** Begin Records supplied **

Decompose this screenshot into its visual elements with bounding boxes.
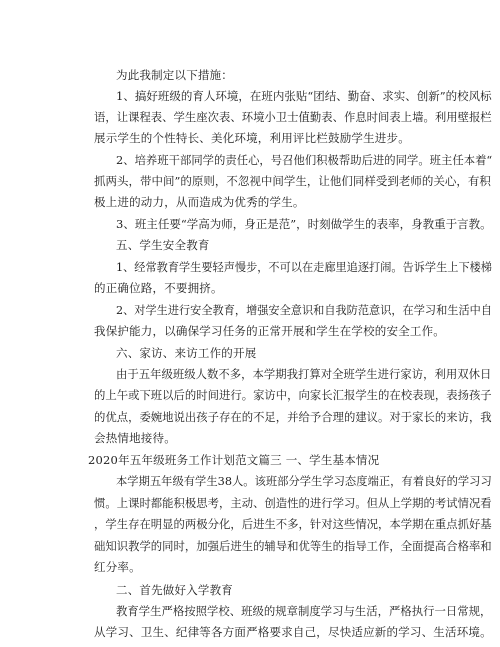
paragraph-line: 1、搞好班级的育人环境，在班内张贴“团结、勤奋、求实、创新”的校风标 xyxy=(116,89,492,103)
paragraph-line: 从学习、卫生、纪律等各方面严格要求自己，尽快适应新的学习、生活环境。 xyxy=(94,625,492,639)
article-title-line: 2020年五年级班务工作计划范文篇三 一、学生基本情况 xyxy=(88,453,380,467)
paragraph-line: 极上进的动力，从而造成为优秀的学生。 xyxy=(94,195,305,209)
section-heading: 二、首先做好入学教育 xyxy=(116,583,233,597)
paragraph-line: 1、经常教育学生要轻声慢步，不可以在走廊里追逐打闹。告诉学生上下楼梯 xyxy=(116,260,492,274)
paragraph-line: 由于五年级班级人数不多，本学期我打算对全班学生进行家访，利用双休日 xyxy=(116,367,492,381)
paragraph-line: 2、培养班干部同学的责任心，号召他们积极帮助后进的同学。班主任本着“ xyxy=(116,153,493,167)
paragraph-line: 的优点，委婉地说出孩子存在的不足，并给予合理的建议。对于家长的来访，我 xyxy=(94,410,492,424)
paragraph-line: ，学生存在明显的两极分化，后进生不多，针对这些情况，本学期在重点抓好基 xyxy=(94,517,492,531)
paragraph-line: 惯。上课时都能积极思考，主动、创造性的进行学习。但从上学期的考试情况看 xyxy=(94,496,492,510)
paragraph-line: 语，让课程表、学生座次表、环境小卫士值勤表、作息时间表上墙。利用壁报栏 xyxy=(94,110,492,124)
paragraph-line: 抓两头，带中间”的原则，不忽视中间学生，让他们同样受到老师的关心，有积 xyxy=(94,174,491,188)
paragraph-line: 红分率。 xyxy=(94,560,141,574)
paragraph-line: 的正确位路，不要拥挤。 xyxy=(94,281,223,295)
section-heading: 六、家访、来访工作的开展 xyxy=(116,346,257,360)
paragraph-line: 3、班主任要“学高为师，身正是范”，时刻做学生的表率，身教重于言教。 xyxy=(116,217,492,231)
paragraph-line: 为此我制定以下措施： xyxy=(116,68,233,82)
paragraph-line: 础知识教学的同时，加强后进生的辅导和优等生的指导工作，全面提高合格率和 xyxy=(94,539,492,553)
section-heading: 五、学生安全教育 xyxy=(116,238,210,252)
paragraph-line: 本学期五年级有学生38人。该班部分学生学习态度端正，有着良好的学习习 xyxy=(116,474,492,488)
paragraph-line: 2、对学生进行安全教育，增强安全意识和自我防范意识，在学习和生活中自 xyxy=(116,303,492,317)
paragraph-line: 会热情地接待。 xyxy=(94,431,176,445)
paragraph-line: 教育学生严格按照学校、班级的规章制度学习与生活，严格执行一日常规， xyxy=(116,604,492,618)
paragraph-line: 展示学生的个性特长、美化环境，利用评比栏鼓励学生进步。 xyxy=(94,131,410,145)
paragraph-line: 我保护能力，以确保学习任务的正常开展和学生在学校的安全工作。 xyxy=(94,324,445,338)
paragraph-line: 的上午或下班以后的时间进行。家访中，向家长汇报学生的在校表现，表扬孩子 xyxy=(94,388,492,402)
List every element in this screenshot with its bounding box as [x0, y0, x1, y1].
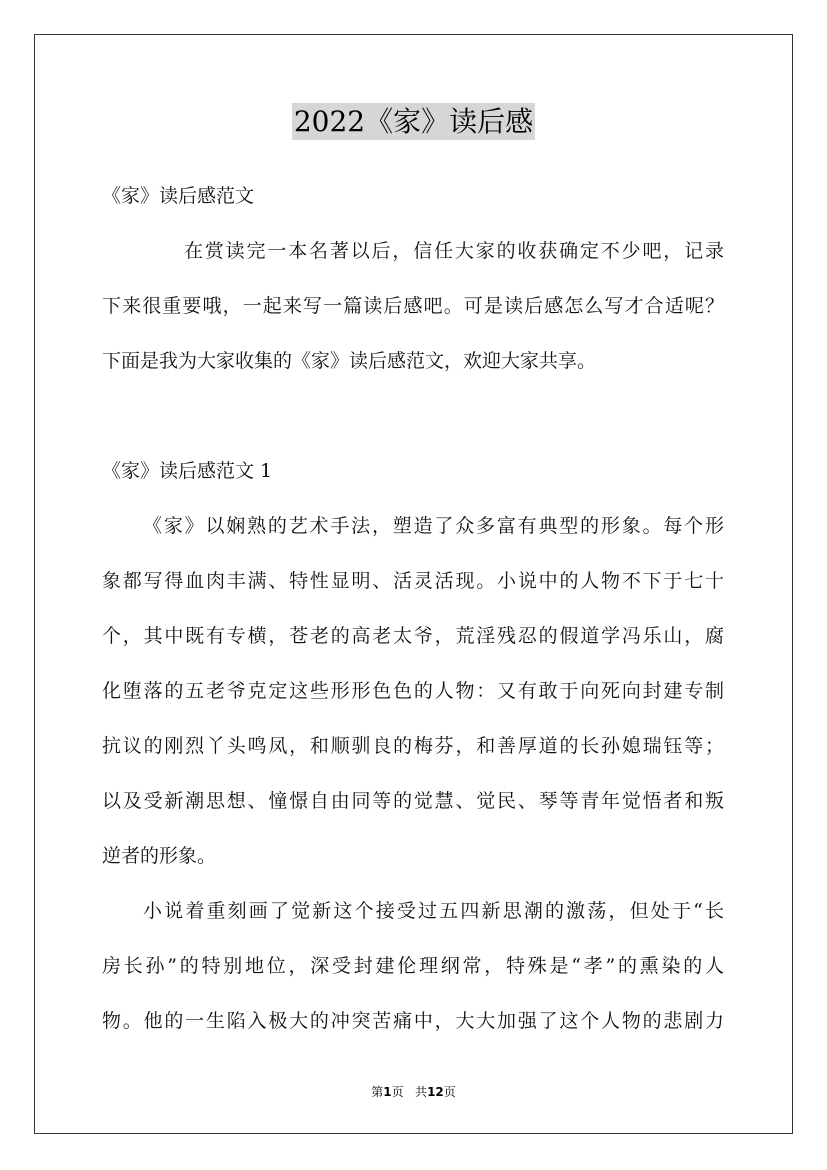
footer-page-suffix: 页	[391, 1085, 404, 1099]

** End Records supplied **

### Task directions
Count the lines in the records above that contain the string "bounding", treating uppercase and lowercase as different. Give only the number.

### Response below
2